Problem:
Write the records below out in full, character for character, with no pictures.

###

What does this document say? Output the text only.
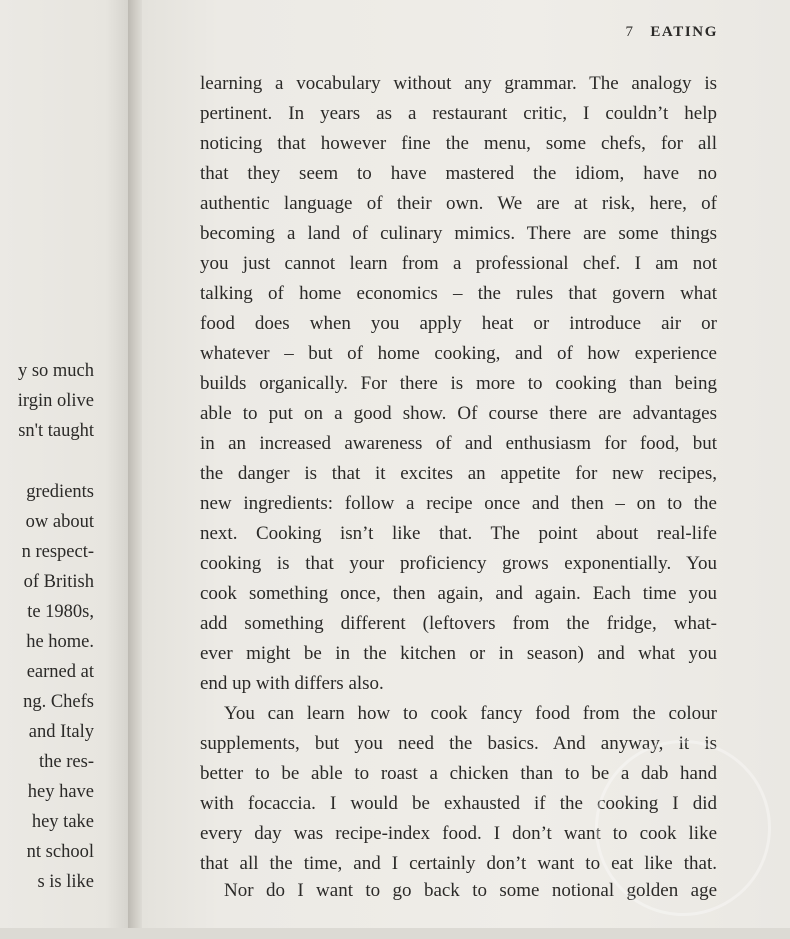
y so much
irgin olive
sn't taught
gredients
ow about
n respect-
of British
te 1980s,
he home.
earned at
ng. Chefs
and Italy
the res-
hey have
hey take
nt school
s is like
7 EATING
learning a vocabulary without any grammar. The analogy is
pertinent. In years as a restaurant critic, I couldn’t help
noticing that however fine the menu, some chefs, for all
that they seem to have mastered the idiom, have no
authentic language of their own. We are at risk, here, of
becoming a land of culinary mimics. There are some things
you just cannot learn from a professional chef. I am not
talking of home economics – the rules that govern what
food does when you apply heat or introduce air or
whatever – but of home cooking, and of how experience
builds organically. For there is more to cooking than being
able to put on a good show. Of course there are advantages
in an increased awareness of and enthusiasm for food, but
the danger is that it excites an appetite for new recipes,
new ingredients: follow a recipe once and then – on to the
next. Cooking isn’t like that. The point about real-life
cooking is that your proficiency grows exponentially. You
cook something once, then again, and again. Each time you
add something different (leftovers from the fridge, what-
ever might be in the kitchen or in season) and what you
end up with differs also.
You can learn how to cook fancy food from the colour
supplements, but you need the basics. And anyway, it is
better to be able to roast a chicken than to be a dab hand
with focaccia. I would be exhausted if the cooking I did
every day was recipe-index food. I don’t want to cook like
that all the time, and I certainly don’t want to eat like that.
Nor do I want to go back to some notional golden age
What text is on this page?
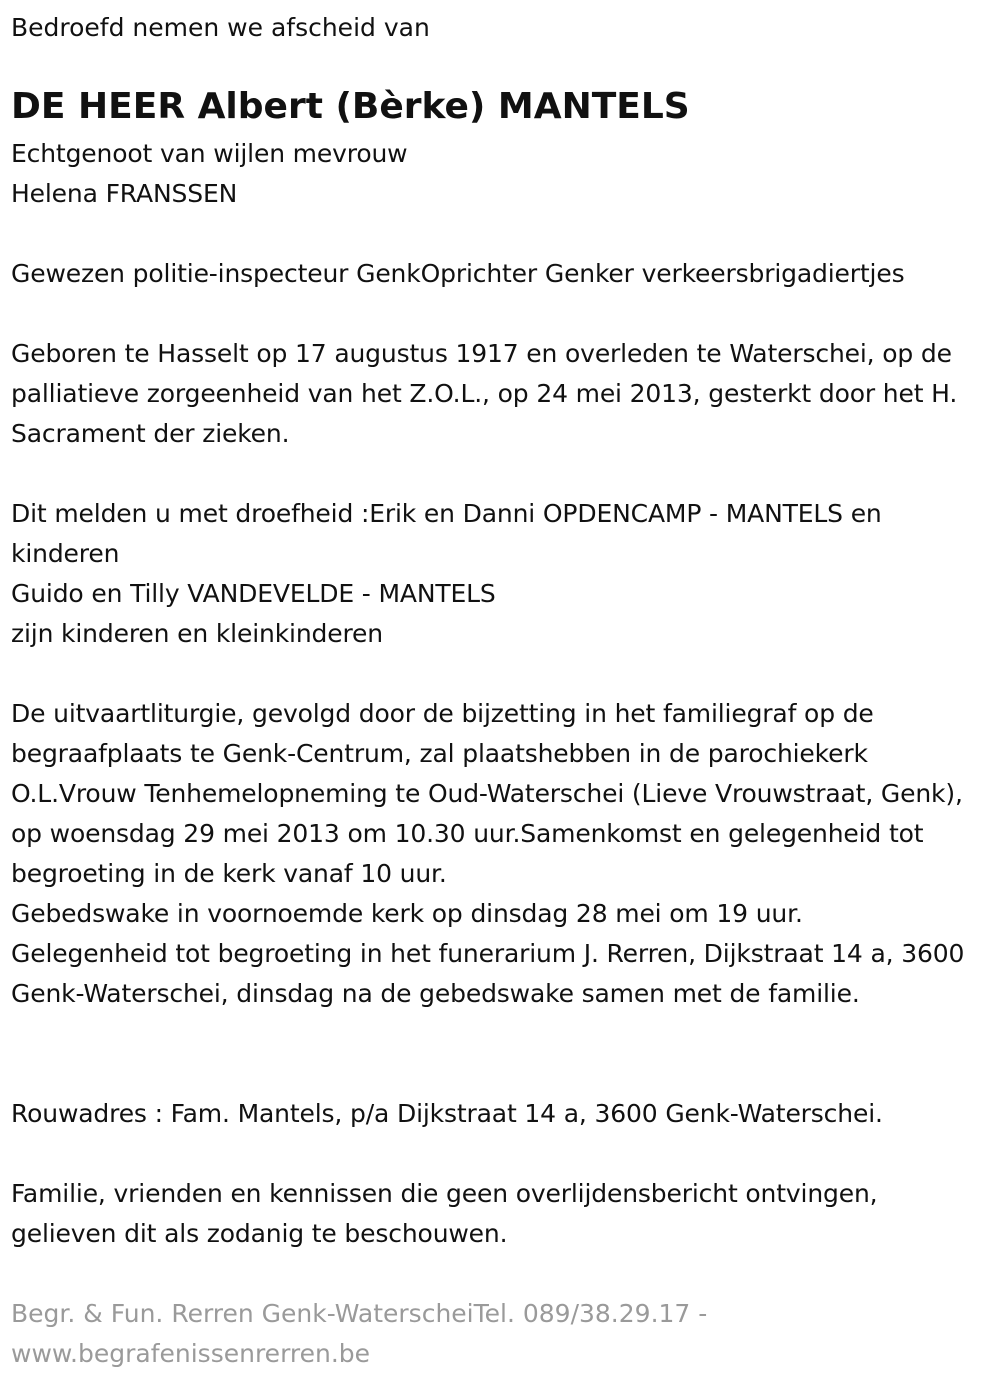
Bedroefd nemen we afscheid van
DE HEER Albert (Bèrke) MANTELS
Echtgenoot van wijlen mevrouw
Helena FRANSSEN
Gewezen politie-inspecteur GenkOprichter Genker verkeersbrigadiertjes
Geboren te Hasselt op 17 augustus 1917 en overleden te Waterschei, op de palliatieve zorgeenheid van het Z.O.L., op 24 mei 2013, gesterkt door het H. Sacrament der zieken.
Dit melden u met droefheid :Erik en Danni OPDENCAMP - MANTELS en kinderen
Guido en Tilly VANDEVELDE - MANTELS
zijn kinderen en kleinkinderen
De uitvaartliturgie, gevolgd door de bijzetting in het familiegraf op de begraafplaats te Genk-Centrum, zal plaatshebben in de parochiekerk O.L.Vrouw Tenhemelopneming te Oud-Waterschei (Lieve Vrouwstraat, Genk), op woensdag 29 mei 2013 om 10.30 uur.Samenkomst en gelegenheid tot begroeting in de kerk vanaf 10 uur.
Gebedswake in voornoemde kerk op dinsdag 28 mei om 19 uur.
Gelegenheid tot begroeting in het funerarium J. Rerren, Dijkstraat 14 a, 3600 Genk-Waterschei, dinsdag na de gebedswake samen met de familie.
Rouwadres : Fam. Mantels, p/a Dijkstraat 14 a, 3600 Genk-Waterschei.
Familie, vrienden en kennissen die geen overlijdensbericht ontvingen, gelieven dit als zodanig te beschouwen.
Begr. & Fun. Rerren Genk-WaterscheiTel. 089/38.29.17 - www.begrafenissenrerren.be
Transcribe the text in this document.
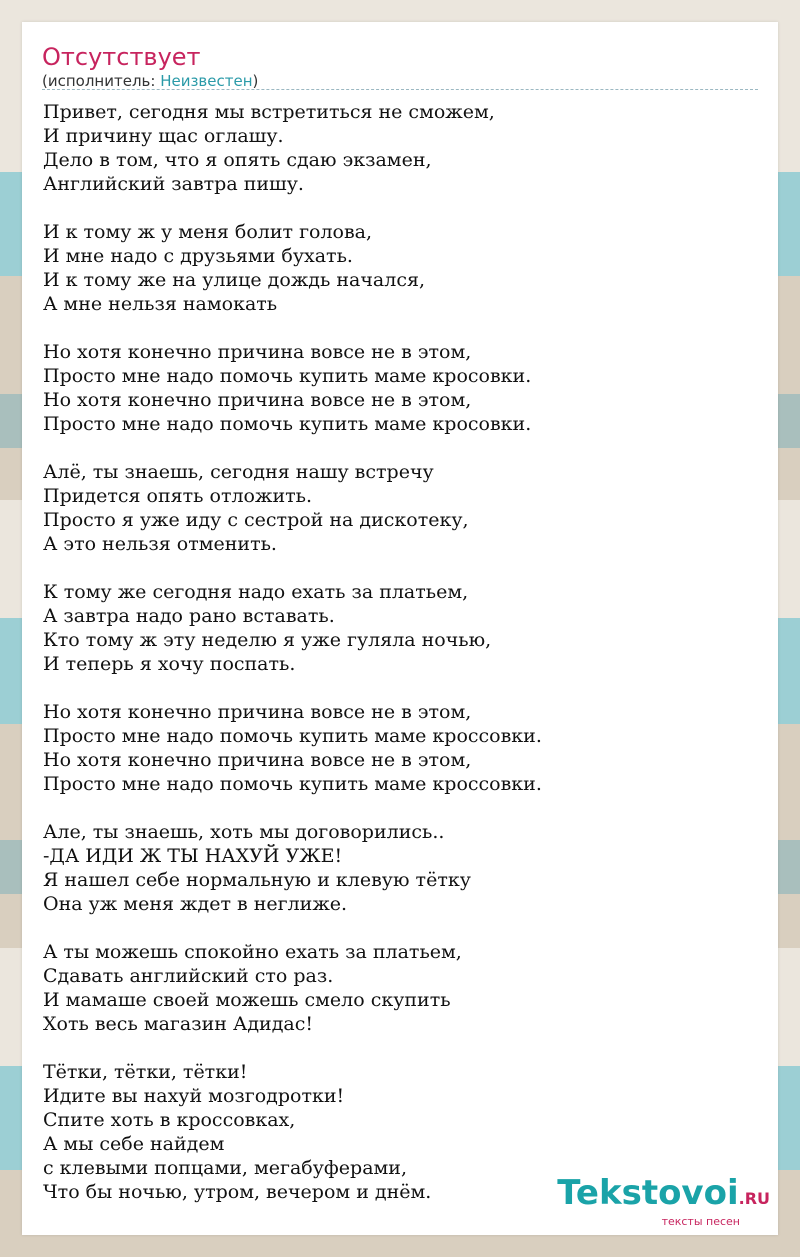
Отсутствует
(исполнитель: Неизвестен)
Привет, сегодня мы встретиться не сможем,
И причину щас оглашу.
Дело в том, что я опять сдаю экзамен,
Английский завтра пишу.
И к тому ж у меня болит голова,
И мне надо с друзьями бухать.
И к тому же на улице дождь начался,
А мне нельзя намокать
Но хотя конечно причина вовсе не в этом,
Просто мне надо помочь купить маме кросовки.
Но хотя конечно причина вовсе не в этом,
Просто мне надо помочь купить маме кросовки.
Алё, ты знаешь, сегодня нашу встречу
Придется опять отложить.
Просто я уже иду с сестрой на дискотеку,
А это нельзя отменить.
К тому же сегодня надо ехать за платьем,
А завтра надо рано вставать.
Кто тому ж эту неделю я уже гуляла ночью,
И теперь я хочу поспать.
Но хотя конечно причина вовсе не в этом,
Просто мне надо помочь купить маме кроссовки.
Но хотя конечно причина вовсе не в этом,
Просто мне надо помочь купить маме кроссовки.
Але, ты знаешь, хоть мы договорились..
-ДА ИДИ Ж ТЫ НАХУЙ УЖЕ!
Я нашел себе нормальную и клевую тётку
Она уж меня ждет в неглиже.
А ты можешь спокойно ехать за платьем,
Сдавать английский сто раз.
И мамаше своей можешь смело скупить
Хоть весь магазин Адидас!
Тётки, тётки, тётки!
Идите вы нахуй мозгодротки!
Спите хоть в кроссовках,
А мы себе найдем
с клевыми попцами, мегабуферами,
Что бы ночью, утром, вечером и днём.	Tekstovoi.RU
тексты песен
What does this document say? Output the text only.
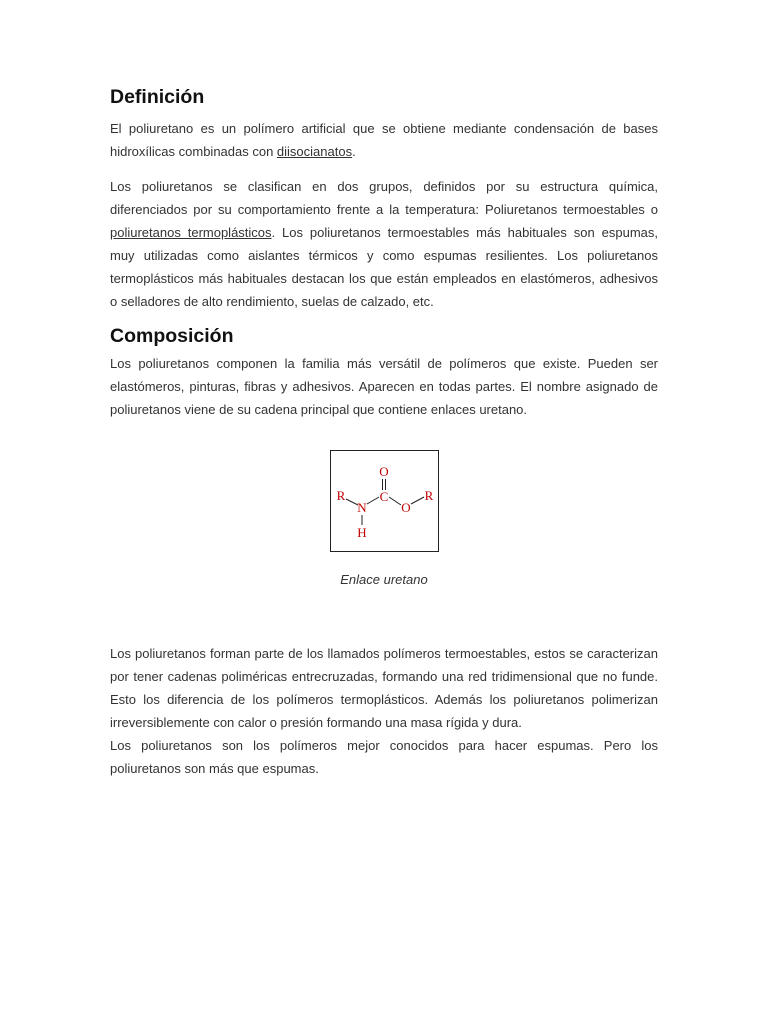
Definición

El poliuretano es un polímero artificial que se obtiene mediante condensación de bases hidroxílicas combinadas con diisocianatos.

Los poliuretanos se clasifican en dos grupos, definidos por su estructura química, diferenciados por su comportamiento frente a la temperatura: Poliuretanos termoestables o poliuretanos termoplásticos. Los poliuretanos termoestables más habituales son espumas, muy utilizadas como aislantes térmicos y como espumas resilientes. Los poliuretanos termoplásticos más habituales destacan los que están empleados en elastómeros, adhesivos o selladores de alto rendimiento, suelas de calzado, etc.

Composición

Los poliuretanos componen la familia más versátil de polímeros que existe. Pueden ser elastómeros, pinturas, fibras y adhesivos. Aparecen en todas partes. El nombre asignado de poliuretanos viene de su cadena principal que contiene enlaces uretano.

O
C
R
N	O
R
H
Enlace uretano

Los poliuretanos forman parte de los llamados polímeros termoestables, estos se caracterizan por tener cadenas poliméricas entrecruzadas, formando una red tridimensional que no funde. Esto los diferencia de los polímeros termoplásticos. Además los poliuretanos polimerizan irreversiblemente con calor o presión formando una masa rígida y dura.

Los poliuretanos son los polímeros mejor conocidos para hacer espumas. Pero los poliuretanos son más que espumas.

###

Written solution:
What does this document say? Output the text only.
y so much
irgin olive
sn't taught
gredients
ow about
n respect-
of British
te 1980s,
he home.
earned at
ng. Chefs
and Italy
the res-
hey have
hey take
nt school
s is like
7 EATING
learning a vocabulary without any grammar. The analogy is
pertinent. In years as a restaurant critic, I couldn’t help
noticing that however fine the menu, some chefs, for all
that they seem to have mastered the idiom, have no
authentic language of their own. We are at risk, here, of
becoming a land of culinary mimics. There are some things
you just cannot learn from a professional chef. I am not
talking of home economics – the rules that govern what
food does when you apply heat or introduce air or
whatever – but of home cooking, and of how experience
builds organically. For there is more to cooking than being
able to put on a good show. Of course there are advantages
in an increased awareness of and enthusiasm for food, but
the danger is that it excites an appetite for new recipes,
new ingredients: follow a recipe once and then – on to the
next. Cooking isn’t like that. The point about real-life
cooking is that your proficiency grows exponentially. You
cook something once, then again, and again. Each time you
add something different (leftovers from the fridge, what-
ever might be in the kitchen or in season) and what you
end up with differs also.
You can learn how to cook fancy food from the colour
supplements, but you need the basics. And anyway, it is
better to be able to roast a chicken than to be a dab hand
with focaccia. I would be exhausted if the cooking I did
every day was recipe-index food. I don’t want to cook like
that all the time, and I certainly don’t want to eat like that.
Nor do I want to go back to some notional golden age
What text is on this page?
Bedroefd nemen we afscheid van
DE HEER Albert (Bèrke) MANTELS
Echtgenoot van wijlen mevrouw
Helena FRANSSEN
Gewezen politie-inspecteur GenkOprichter Genker verkeersbrigadiertjes
Geboren te Hasselt op 17 augustus 1917 en overleden te Waterschei, op de palliatieve zorgeenheid van het Z.O.L., op 24 mei 2013, gesterkt door het H. Sacrament der zieken.
Dit melden u met droefheid :Erik en Danni OPDENCAMP - MANTELS en kinderen
Guido en Tilly VANDEVELDE - MANTELS
zijn kinderen en kleinkinderen
De uitvaartliturgie, gevolgd door de bijzetting in het familiegraf op de begraafplaats te Genk-Centrum, zal plaatshebben in de parochiekerk O.L.Vrouw Tenhemelopneming te Oud-Waterschei (Lieve Vrouwstraat, Genk), op woensdag 29 mei 2013 om 10.30 uur.Samenkomst en gelegenheid tot begroeting in de kerk vanaf 10 uur.
Gebedswake in voornoemde kerk op dinsdag 28 mei om 19 uur.
Gelegenheid tot begroeting in het funerarium J. Rerren, Dijkstraat 14 a, 3600 Genk-Waterschei, dinsdag na de gebedswake samen met de familie.
Rouwadres : Fam. Mantels, p/a Dijkstraat 14 a, 3600 Genk-Waterschei.
Familie, vrienden en kennissen die geen overlijdensbericht ontvingen, gelieven dit als zodanig te beschouwen.
Begr. & Fun. Rerren Genk-WaterscheiTel. 089/38.29.17 - www.begrafenissenrerren.be
Transcribe the text in this document.
Отсутствует
(исполнитель: Неизвестен)
Привет, сегодня мы встретиться не сможем,
И причину щас оглашу.
Дело в том, что я опять сдаю экзамен,
Английский завтра пишу.
И к тому ж у меня болит голова,
И мне надо с друзьями бухать.
И к тому же на улице дождь начался,
А мне нельзя намокать
Но хотя конечно причина вовсе не в этом,
Просто мне надо помочь купить маме кросовки.
Но хотя конечно причина вовсе не в этом,
Просто мне надо помочь купить маме кросовки.
Алё, ты знаешь, сегодня нашу встречу
Придется опять отложить.
Просто я уже иду с сестрой на дискотеку,
А это нельзя отменить.
К тому же сегодня надо ехать за платьем,
А завтра надо рано вставать.
Кто тому ж эту неделю я уже гуляла ночью,
И теперь я хочу поспать.
Но хотя конечно причина вовсе не в этом,
Просто мне надо помочь купить маме кроссовки.
Но хотя конечно причина вовсе не в этом,
Просто мне надо помочь купить маме кроссовки.
Але, ты знаешь, хоть мы договорились..
-ДА ИДИ Ж ТЫ НАХУЙ УЖЕ!
Я нашел себе нормальную и клевую тётку
Она уж меня ждет в неглиже.
А ты можешь спокойно ехать за платьем,
Сдавать английский сто раз.
И мамаше своей можешь смело скупить
Хоть весь магазин Адидас!
Тётки, тётки, тётки!
Идите вы нахуй мозгодротки!
Спите хоть в кроссовках,
А мы себе найдем
с клевыми попцами, мегабуферами,
Что бы ночью, утром, вечером и днём.	Tekstovoi.RU
тексты песен
What does this document say? Output the text only.
Definición

El poliuretano es un polímero artificial que se obtiene mediante condensación de bases hidroxílicas combinadas con diisocianatos.

Los poliuretanos se clasifican en dos grupos, definidos por su estructura química, diferenciados por su comportamiento frente a la temperatura: Poliuretanos termoestables o poliuretanos termoplásticos. Los poliuretanos termoestables más habituales son espumas, muy utilizadas como aislantes térmicos y como espumas resilientes. Los poliuretanos termoplásticos más habituales destacan los que están empleados en elastómeros, adhesivos o selladores de alto rendimiento, suelas de calzado, etc.

Composición

Los poliuretanos componen la familia más versátil de polímeros que existe. Pueden ser elastómeros, pinturas, fibras y adhesivos. Aparecen en todas partes. El nombre asignado de poliuretanos viene de su cadena principal que contiene enlaces uretano.

O
C
R
N	O
R
H
Enlace uretano

Los poliuretanos forman parte de los llamados polímeros termoestables, estos se caracterizan por tener cadenas poliméricas entrecruzadas, formando una red tridimensional que no funde. Esto los diferencia de los polímeros termoplásticos. Además los poliuretanos polimerizan irreversiblemente con calor o presión formando una masa rígida y dura.

Los poliuretanos son los polímeros mejor conocidos para hacer espumas. Pero los poliuretanos son más que espumas.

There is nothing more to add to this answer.